> Given data

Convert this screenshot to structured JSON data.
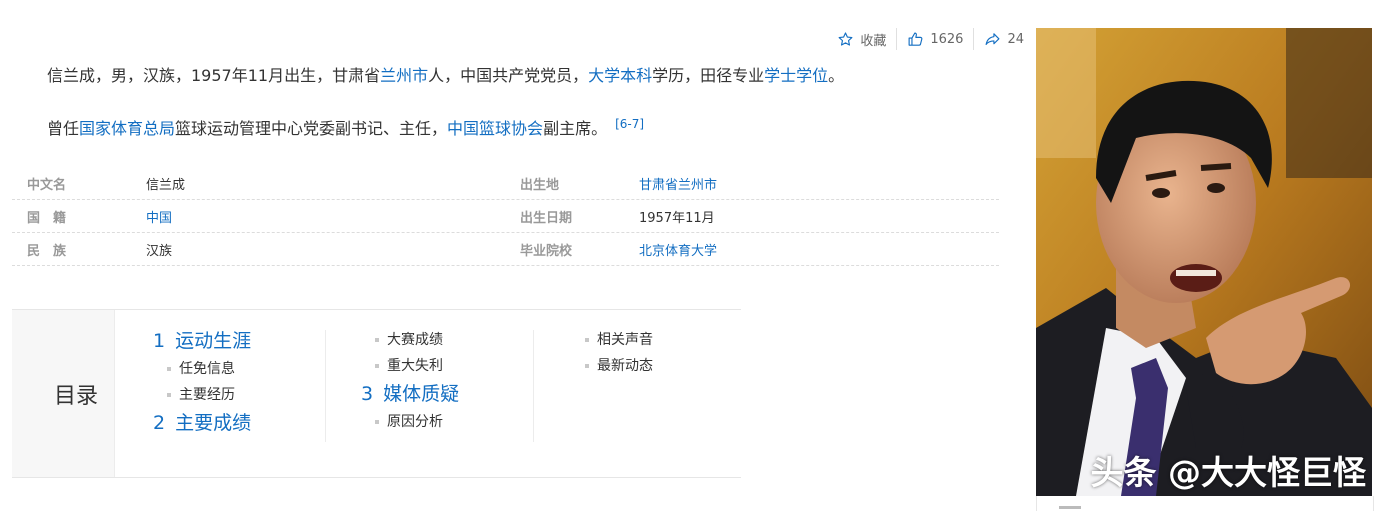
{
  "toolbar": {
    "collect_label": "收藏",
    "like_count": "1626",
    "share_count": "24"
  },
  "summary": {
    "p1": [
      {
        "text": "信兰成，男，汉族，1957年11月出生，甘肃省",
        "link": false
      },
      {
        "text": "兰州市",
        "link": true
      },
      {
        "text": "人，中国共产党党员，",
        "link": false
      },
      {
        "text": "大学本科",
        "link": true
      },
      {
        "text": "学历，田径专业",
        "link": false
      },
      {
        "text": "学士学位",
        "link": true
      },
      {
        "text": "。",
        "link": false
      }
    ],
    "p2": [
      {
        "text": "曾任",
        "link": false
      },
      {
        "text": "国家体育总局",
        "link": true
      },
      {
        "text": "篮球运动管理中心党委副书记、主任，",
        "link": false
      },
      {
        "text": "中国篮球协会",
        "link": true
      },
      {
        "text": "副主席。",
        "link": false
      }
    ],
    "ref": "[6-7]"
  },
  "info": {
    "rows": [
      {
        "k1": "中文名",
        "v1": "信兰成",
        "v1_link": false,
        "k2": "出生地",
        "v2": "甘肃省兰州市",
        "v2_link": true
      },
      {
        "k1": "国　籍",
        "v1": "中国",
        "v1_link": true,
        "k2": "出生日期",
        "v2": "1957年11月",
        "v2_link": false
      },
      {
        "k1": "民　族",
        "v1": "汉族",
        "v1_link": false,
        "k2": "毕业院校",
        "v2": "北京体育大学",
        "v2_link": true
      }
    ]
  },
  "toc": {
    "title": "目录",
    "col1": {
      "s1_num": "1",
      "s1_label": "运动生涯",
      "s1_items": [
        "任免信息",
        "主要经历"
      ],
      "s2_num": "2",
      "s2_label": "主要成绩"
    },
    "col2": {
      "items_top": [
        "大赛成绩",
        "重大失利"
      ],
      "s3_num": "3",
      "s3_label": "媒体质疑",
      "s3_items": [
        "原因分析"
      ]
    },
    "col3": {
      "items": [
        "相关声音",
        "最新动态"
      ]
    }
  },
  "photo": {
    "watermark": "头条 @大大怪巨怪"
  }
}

> Set exercise
Every line holding "text" should be copied out.

> Reply to the exercise
        "text": "信兰成，男，汉族，1957年11月出生，甘肃省",
        "text": "兰州市",
        "text": "人，中国共产党党员，",
        "text": "大学本科",
        "text": "学历，田径专业",
        "text": "学士学位",
        "text": "。",
        "text": "曾任",
        "text": "国家体育总局",
        "text": "篮球运动管理中心党委副书记、主任，",
        "text": "中国篮球协会",
        "text": "副主席。",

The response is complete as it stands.